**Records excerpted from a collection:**
-------

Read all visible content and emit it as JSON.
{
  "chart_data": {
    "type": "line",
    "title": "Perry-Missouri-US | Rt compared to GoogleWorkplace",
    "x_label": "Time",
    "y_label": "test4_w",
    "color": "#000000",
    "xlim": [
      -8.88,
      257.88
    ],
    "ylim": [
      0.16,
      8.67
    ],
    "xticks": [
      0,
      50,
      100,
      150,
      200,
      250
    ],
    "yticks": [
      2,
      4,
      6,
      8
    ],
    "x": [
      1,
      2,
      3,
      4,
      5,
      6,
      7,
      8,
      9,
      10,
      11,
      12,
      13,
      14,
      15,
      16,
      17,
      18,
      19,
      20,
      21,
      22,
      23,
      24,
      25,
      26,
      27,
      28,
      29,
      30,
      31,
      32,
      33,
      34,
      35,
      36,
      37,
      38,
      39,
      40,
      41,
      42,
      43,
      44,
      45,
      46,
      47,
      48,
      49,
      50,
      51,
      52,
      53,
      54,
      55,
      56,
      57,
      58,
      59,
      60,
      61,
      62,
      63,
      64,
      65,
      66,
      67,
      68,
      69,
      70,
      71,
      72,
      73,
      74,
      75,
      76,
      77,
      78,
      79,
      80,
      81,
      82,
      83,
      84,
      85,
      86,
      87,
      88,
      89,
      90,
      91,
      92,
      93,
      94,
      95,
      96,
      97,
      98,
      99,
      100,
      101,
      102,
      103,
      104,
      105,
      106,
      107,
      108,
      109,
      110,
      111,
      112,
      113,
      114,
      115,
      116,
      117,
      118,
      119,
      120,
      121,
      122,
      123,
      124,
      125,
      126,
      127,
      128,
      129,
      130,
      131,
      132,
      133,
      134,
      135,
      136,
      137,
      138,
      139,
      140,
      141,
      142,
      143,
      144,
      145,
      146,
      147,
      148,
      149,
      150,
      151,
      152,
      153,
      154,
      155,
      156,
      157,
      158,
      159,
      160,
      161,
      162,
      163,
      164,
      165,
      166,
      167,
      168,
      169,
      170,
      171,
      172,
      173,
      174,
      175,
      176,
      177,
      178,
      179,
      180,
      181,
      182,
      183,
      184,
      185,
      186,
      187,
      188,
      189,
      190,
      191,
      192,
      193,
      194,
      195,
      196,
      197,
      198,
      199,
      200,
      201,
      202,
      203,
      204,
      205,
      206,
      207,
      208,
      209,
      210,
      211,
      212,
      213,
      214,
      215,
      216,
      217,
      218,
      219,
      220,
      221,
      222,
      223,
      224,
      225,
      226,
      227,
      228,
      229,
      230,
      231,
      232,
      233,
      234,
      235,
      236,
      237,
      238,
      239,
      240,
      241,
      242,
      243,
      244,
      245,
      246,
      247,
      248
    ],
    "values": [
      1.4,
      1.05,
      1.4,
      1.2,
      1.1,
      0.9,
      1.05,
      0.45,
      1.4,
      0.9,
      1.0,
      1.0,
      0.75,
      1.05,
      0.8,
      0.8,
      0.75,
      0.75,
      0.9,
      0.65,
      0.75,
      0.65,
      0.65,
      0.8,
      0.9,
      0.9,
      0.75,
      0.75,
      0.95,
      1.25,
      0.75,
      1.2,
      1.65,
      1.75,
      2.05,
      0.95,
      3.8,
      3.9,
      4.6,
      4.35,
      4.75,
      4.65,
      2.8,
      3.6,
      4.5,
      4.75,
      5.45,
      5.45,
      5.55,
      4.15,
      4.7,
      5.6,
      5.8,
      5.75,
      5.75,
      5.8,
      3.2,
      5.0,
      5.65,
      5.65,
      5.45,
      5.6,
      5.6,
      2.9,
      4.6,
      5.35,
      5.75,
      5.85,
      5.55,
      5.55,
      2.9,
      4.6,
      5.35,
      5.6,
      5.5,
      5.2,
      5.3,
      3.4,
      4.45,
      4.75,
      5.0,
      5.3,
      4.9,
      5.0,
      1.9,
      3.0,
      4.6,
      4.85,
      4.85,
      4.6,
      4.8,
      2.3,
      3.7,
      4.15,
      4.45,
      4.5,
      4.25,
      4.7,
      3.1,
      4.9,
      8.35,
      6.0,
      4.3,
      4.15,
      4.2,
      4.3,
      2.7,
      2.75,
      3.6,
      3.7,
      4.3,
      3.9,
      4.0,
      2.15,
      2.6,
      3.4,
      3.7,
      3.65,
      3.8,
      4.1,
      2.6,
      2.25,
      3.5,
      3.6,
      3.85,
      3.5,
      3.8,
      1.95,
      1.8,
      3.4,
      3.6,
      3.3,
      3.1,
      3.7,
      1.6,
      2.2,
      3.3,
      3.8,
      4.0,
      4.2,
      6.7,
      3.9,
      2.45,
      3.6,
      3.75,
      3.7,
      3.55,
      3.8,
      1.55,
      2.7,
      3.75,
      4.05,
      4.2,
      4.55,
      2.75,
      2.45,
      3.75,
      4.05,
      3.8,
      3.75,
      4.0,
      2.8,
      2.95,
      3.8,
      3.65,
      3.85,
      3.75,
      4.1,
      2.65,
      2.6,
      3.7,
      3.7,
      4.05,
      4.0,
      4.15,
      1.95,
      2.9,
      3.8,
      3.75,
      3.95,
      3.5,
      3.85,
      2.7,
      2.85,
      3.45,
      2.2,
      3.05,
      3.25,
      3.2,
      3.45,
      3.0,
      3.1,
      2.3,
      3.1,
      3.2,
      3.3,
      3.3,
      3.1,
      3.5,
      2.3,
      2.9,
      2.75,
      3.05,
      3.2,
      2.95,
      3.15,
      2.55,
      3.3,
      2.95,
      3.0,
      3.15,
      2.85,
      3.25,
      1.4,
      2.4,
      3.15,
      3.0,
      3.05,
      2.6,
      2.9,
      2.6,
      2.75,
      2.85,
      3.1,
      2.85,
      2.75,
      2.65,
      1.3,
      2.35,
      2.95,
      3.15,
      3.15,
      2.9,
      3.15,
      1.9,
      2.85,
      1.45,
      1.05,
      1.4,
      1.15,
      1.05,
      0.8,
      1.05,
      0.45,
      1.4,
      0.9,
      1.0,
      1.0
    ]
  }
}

-------

Write the entries again, exactly as they stand.

**Expected answer:**
Read all visible content and emit it as JSON.
{
  "chart_data": {
    "type": "line",
    "title": "Perry-Missouri-US | Rt compared to GoogleWorkplace",
    "x_label": "Time",
    "y_label": "test4_w",
    "color": "#000000",
    "xlim": [
      -8.88,
      257.88
    ],
    "ylim": [
      0.16,
      8.67
    ],
    "xticks": [
      0,
      50,
      100,
      150,
      200,
      250
    ],
    "yticks": [
      2,
      4,
      6,
      8
    ],
    "x": [
      1,
      2,
      3,
      4,
      5,
      6,
      7,
      8,
      9,
      10,
      11,
      12,
      13,
      14,
      15,
      16,
      17,
      18,
      19,
      20,
      21,
      22,
      23,
      24,
      25,
      26,
      27,
      28,
      29,
      30,
      31,
      32,
      33,
      34,
      35,
      36,
      37,
      38,
      39,
      40,
      41,
      42,
      43,
      44,
      45,
      46,
      47,
      48,
      49,
      50,
      51,
      52,
      53,
      54,
      55,
      56,
      57,
      58,
      59,
      60,
      61,
      62,
      63,
      64,
      65,
      66,
      67,
      68,
      69,
      70,
      71,
      72,
      73,
      74,
      75,
      76,
      77,
      78,
      79,
      80,
      81,
      82,
      83,
      84,
      85,
      86,
      87,
      88,
      89,
      90,
      91,
      92,
      93,
      94,
      95,
      96,
      97,
      98,
      99,
      100,
      101,
      102,
      103,
      104,
      105,
      106,
      107,
      108,
      109,
      110,
      111,
      112,
      113,
      114,
      115,
      116,
      117,
      118,
      119,
      120,
      121,
      122,
      123,
      124,
      125,
      126,
      127,
      128,
      129,
      130,
      131,
      132,
      133,
      134,
      135,
      136,
      137,
      138,
      139,
      140,
      141,
      142,
      143,
      144,
      145,
      146,
      147,
      148,
      149,
      150,
      151,
      152,
      153,
      154,
      155,
      156,
      157,
      158,
      159,
      160,
      161,
      162,
      163,
      164,
      165,
      166,
      167,
      168,
      169,
      170,
      171,
      172,
      173,
      174,
      175,
      176,
      177,
      178,
      179,
      180,
      181,
      182,
      183,
      184,
      185,
      186,
      187,
      188,
      189,
      190,
      191,
      192,
      193,
      194,
      195,
      196,
      197,
      198,
      199,
      200,
      201,
      202,
      203,
      204,
      205,
      206,
      207,
      208,
      209,
      210,
      211,
      212,
      213,
      214,
      215,
      216,
      217,
      218,
      219,
      220,
      221,
      222,
      223,
      224,
      225,
      226,
      227,
      228,
      229,
      230,
      231,
      232,
      233,
      234,
      235,
      236,
      237,
      238,
      239,
      240,
      241,
      242,
      243,
      244,
      245,
      246,
      247,
      248
    ],
    "values": [
      1.4,
      1.05,
      1.4,
      1.2,
      1.1,
      0.9,
      1.05,
      0.45,
      1.4,
      0.9,
      1.0,
      1.0,
      0.75,
      1.05,
      0.8,
      0.8,
      0.75,
      0.75,
      0.9,
      0.65,
      0.75,
      0.65,
      0.65,
      0.8,
      0.9,
      0.9,
      0.75,
      0.75,
      0.95,
      1.25,
      0.75,
      1.2,
      1.65,
      1.75,
      2.05,
      0.95,
      3.8,
      3.9,
      4.6,
      4.35,
      4.75,
      4.65,
      2.8,
      3.6,
      4.5,
      4.75,
      5.45,
      5.45,
      5.55,
      4.15,
      4.7,
      5.6,
      5.8,
      5.75,
      5.75,
      5.8,
      3.2,
      5.0,
      5.65,
      5.65,
      5.45,
      5.6,
      5.6,
      2.9,
      4.6,
      5.35,
      5.75,
      5.85,
      5.55,
      5.55,
      2.9,
      4.6,
      5.35,
      5.6,
      5.5,
      5.2,
      5.3,
      3.4,
      4.45,
      4.75,
      5.0,
      5.3,
      4.9,
      5.0,
      1.9,
      3.0,
      4.6,
      4.85,
      4.85,
      4.6,
      4.8,
      2.3,
      3.7,
      4.15,
      4.45,
      4.5,
      4.25,
      4.7,
      3.1,
      4.9,
      8.35,
      6.0,
      4.3,
      4.15,
      4.2,
      4.3,
      2.7,
      2.75,
      3.6,
      3.7,
      4.3,
      3.9,
      4.0,
      2.15,
      2.6,
      3.4,
      3.7,
      3.65,
      3.8,
      4.1,
      2.6,
      2.25,
      3.5,
      3.6,
      3.85,
      3.5,
      3.8,
      1.95,
      1.8,
      3.4,
      3.6,
      3.3,
      3.1,
      3.7,
      1.6,
      2.2,
      3.3,
      3.8,
      4.0,
      4.2,
      6.7,
      3.9,
      2.45,
      3.6,
      3.75,
      3.7,
      3.55,
      3.8,
      1.55,
      2.7,
      3.75,
      4.05,
      4.2,
      4.55,
      2.75,
      2.45,
      3.75,
      4.05,
      3.8,
      3.75,
      4.0,
      2.8,
      2.95,
      3.8,
      3.65,
      3.85,
      3.75,
      4.1,
      2.65,
      2.6,
      3.7,
      3.7,
      4.05,
      4.0,
      4.15,
      1.95,
      2.9,
      3.8,
      3.75,
      3.95,
      3.5,
      3.85,
      2.7,
      2.85,
      3.45,
      2.2,
      3.05,
      3.25,
      3.2,
      3.45,
      3.0,
      3.1,
      2.3,
      3.1,
      3.2,
      3.3,
      3.3,
      3.1,
      3.5,
      2.3,
      2.9,
      2.75,
      3.05,
      3.2,
      2.95,
      3.15,
      2.55,
      3.3,
      2.95,
      3.0,
      3.15,
      2.85,
      3.25,
      1.4,
      2.4,
      3.15,
      3.0,
      3.05,
      2.6,
      2.9,
      2.6,
      2.75,
      2.85,
      3.1,
      2.85,
      2.75,
      2.65,
      1.3,
      2.35,
      2.95,
      3.15,
      3.15,
      2.9,
      3.15,
      1.9,
      2.85,
      1.45,
      1.05,
      1.4,
      1.15,
      1.05,
      0.8,
      1.05,
      0.45,
      1.4,
      0.9,
      1.0,
      1.0
    ]
  }
}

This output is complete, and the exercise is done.